- _Passage provided_:

·····

I know for many the whole subject of mental health is difficult. If you've never been depressed, it can be really difficult to empathise with people who do have mental health problems, and mental health is an individual illness in how it effects one person. But it's important to recognise that people are different and they shouldn't be labelled because they deal or handle life differently from you.

As you can probably see this is a soap box issue for me, as a writer perhaps I am closer to my demons than other people. I think that the fact  I allow them to jump around on a page and dance into characters is an health outlay inside of being locked inside my head is a health outlay. I know their effect on me and how to protect myself against them, which gives me strength. 

When was the last time you took your demon for a walk? Stay safe out there.

The article on the BBC website can be found here 
http://www.bbc.co.uk/news/health-19959565


Saturday, 13 October 2012

Notepads and books

It has been a while since I sat and wrote my blog. The excuse? Maybe I needed robe motivated or just needed a break from everything to refocus. Anyway I'm back to hopefully to a more robust and regular schedule of blogging.

In the last part of September we were away on holiday and as part of them, I had a brilliant time reading. Stormy, wet weather lends itself very well to reading. It is something I love reading but I don't often do it when I'm working full time. I listen to music more than I read when I am working as my eyes get tired.

Anyway I always think of holidays as reading havens as it brings back memories of school holidays when I used to read five books at once. Maybe that why I'm good at multi-tasking or maybe it makes me a bit jumbled.  While although I didn't read five books this holiday, I read two very different books. The first was KiwiTracks by Andrew Stevenson. As the book title suggests  the book is about the author's four month journey through New Zealand. Reading about New Zealand always gives me a sense of homesickness, which is really odd for someone who has only been there for 3 weeks of her entire lives.But those three weeks changed me and the effect those three weeks had on my character and the direction in which I have taken my life is something I revisit from time to time. There is something of the independent traveller that should be experiened by everyone. Even if it is not to the other size of the world.  Also I have a New Zealand connection  in my novel that didn't make sense until the Holiday and reading the book.

The second book was Catch 22 by Joseph Heller, which has been in the bookcase since John Sergeant    Talked about it on a programme about the greatest novels of the 20th Century. The characterisation of  Yossarian and his commarates on the airbase is vey emotive. And as well as the humouristic view of life on base, the prose show the horrific reality of a bomber in WWII.  The passion of the book entrancedme to finish it and I feel richer that I have finished it. A good writer needs to learn from books - something I intend to do more off. Brighton Rock by Graham Greene is next.

All the reading has reawaken my creative soul.  There is pieces of chapters and new stories everywhere. I have pieces everywhere and realising how much prose there is in my flat.  It has also brought to my attention that I have a note pad fetish. Whenever  there is a new project or something I'm working on out comes a new notepad.  I think I had bought a new notepad for the wedding before we had picked the engagement ring. Each notepad is also like a diary of what been going on and I like to look at them and find new pieces or things that I have forgotten I've written.

And this is where things are exciting, because I'm on this amazing journey at the moment both personal and hopefully in my creative live. I feel that my dreams are opening up and blossoming in front me. The next few months is going to be very exciting!!

·····

- _Material supplied_:
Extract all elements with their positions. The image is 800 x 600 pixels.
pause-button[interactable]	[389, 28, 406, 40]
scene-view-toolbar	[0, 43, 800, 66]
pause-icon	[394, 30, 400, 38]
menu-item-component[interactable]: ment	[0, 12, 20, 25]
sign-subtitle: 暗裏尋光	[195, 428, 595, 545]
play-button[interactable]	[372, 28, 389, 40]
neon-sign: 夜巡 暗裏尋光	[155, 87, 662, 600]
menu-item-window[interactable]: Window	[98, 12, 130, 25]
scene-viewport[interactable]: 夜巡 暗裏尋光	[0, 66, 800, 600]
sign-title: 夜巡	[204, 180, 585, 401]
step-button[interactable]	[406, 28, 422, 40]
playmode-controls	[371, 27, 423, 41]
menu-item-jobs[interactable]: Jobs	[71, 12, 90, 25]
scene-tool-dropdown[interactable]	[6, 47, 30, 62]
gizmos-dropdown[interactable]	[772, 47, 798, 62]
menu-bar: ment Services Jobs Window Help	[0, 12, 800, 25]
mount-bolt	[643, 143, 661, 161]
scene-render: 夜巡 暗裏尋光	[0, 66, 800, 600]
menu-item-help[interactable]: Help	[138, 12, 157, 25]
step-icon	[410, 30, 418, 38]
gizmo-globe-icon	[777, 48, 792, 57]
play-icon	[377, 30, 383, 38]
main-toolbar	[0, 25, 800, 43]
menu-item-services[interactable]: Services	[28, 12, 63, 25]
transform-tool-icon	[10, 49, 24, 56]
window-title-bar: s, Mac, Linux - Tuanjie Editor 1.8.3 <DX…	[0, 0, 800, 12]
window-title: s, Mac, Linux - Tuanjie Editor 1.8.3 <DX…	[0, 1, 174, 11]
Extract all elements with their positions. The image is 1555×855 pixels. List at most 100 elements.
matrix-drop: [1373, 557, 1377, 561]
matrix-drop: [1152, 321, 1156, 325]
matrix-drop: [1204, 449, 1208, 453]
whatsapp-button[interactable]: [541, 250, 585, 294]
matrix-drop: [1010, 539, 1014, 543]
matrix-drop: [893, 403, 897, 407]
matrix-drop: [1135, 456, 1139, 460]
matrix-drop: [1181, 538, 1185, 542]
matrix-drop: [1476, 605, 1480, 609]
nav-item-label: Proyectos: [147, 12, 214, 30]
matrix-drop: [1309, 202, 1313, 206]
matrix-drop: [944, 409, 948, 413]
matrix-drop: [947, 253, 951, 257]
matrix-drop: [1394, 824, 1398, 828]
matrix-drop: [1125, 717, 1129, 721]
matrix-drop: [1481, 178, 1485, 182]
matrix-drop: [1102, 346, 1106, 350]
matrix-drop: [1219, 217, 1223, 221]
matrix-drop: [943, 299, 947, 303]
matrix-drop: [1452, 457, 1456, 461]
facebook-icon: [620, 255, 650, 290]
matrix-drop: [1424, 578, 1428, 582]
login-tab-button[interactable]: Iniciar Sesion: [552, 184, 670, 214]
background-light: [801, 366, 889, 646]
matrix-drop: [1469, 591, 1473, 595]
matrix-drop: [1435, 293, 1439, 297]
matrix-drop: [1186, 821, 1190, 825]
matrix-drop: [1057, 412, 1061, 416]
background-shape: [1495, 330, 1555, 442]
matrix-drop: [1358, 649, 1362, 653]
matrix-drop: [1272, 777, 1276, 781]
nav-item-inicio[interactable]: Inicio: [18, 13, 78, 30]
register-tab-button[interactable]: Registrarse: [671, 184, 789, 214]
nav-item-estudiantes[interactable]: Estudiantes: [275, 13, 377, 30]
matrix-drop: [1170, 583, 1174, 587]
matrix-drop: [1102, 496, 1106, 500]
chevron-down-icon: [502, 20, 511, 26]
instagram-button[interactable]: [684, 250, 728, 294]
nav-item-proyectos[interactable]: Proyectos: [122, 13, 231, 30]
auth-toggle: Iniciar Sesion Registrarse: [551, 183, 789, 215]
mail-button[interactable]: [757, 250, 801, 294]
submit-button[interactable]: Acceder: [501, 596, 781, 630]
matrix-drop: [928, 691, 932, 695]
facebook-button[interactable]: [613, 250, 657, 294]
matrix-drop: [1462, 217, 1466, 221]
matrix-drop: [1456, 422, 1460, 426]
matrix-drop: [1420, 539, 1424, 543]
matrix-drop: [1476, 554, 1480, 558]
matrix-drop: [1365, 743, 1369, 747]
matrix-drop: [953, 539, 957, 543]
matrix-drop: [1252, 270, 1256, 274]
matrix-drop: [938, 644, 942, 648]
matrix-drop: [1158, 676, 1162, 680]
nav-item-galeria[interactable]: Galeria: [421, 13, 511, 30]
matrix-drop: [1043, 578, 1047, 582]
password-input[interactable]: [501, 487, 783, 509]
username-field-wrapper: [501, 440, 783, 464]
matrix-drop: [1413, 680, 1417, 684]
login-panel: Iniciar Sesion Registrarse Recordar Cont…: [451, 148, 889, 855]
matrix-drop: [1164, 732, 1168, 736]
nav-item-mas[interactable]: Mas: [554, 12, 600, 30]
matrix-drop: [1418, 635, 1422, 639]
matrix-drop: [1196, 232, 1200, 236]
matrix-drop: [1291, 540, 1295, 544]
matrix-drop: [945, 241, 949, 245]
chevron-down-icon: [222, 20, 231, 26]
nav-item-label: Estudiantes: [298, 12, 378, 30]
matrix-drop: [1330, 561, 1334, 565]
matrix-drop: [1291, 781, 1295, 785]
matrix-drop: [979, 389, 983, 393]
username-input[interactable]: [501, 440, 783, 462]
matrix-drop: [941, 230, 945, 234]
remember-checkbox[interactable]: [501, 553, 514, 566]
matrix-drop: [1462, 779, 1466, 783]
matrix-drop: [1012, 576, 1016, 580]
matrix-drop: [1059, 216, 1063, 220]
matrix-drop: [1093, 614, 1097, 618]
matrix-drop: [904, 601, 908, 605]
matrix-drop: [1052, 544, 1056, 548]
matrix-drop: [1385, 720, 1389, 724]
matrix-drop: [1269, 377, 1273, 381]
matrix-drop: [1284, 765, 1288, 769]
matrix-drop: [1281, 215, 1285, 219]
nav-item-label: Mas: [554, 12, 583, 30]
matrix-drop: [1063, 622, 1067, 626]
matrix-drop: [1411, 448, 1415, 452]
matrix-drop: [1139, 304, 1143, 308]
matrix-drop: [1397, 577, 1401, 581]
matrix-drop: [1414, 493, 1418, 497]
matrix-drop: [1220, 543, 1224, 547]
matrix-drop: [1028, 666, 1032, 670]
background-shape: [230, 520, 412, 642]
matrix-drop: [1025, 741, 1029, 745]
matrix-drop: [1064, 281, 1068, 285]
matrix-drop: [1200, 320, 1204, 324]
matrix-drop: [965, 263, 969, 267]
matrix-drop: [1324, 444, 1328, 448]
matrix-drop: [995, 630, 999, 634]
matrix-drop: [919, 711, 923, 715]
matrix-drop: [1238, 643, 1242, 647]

·····

- _About this task_:
Copy the part of the blog post starting at "Saturday, 13 October" and ending at "eyes get tired.", changing "Stormy" to "Windy". The data has nothing to do with the text.

- _Answer area_:
Saturday, 13 October 2012

Notepads and books

It has been a while since I sat and wrote my blog. The excuse? Maybe I needed robe motivated or just needed a break from everything to refocus. Anyway I'm back to hopefully to a more robust and regular schedule of blogging.

In the last part of September we were away on holiday and as part of them, I had a brilliant time reading. Windy, wet weather lends itself very well to reading. It is something I love reading but I don't often do it when I'm working full time. I listen to music more than I read when I am working as my eyes get tired.